(begin)

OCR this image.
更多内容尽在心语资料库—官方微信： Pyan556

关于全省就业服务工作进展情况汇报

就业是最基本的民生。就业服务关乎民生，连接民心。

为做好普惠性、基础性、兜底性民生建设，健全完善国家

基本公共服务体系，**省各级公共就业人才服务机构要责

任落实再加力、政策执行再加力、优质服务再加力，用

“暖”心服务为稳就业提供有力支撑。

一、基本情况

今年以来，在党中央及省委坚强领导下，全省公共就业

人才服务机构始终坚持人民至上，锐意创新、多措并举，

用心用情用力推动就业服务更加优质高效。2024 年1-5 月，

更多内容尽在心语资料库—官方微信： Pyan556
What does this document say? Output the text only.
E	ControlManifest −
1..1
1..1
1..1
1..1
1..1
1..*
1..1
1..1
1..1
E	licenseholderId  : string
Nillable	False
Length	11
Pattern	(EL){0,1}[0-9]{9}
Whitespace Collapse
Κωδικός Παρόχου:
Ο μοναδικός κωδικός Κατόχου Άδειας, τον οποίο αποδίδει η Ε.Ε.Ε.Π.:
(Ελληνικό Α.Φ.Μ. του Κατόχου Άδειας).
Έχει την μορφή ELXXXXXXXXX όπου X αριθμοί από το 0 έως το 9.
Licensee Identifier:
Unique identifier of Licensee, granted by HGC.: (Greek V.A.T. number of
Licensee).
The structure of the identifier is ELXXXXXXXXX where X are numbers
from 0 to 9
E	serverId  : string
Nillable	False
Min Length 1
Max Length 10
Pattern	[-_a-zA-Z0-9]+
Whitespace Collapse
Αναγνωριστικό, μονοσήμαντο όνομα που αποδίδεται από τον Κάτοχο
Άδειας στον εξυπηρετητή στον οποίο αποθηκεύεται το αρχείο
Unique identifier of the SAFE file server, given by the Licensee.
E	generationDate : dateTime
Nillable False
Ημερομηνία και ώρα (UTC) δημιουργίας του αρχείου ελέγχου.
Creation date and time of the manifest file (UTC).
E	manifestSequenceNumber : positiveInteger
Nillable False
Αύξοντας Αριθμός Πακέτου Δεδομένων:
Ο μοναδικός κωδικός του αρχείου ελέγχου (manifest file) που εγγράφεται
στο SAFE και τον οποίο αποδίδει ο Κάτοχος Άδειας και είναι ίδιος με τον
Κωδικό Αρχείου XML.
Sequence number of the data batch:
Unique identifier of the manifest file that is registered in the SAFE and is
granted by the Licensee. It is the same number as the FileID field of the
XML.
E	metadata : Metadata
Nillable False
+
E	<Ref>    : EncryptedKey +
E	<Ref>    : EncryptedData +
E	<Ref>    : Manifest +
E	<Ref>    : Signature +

(end)

EXERCISE INSTRUCTIONS »
Return all of the above records exactly, leaving no line out.

FINAL RESULT »
OCR this image.
更多内容尽在心语资料库—官方微信： Pyan556

关于全省就业服务工作进展情况汇报

就业是最基本的民生。就业服务关乎民生，连接民心。

为做好普惠性、基础性、兜底性民生建设，健全完善国家

基本公共服务体系，**省各级公共就业人才服务机构要责

任落实再加力、政策执行再加力、优质服务再加力，用

“暖”心服务为稳就业提供有力支撑。

一、基本情况

今年以来，在党中央及省委坚强领导下，全省公共就业

人才服务机构始终坚持人民至上，锐意创新、多措并举，

用心用情用力推动就业服务更加优质高效。2024 年1-5 月，

更多内容尽在心语资料库—官方微信： Pyan556
What does this document say? Output the text only.
E	ControlManifest −
1..1
1..1
1..1
1..1
1..1
1..*
1..1
1..1
1..1
E	licenseholderId  : string
Nillable	False
Length	11
Pattern	(EL){0,1}[0-9]{9}
Whitespace Collapse
Κωδικός Παρόχου:
Ο μοναδικός κωδικός Κατόχου Άδειας, τον οποίο αποδίδει η Ε.Ε.Ε.Π.:
(Ελληνικό Α.Φ.Μ. του Κατόχου Άδειας).
Έχει την μορφή ELXXXXXXXXX όπου X αριθμοί από το 0 έως το 9.
Licensee Identifier:
Unique identifier of Licensee, granted by HGC.: (Greek V.A.T. number of
Licensee).
The structure of the identifier is ELXXXXXXXXX where X are numbers
from 0 to 9
E	serverId  : string
Nillable	False
Min Length 1
Max Length 10
Pattern	[-_a-zA-Z0-9]+
Whitespace Collapse
Αναγνωριστικό, μονοσήμαντο όνομα που αποδίδεται από τον Κάτοχο
Άδειας στον εξυπηρετητή στον οποίο αποθηκεύεται το αρχείο
Unique identifier of the SAFE file server, given by the Licensee.
E	generationDate : dateTime
Nillable False
Ημερομηνία και ώρα (UTC) δημιουργίας του αρχείου ελέγχου.
Creation date and time of the manifest file (UTC).
E	manifestSequenceNumber : positiveInteger
Nillable False
Αύξοντας Αριθμός Πακέτου Δεδομένων:
Ο μοναδικός κωδικός του αρχείου ελέγχου (manifest file) που εγγράφεται
στο SAFE και τον οποίο αποδίδει ο Κάτοχος Άδειας και είναι ίδιος με τον
Κωδικό Αρχείου XML.
Sequence number of the data batch:
Unique identifier of the manifest file that is registered in the SAFE and is
granted by the Licensee. It is the same number as the FileID field of the
XML.
E	metadata : Metadata
Nillable False
+
E	<Ref>    : EncryptedKey +
E	<Ref>    : EncryptedData +
E	<Ref>    : Manifest +
E	<Ref>    : Signature +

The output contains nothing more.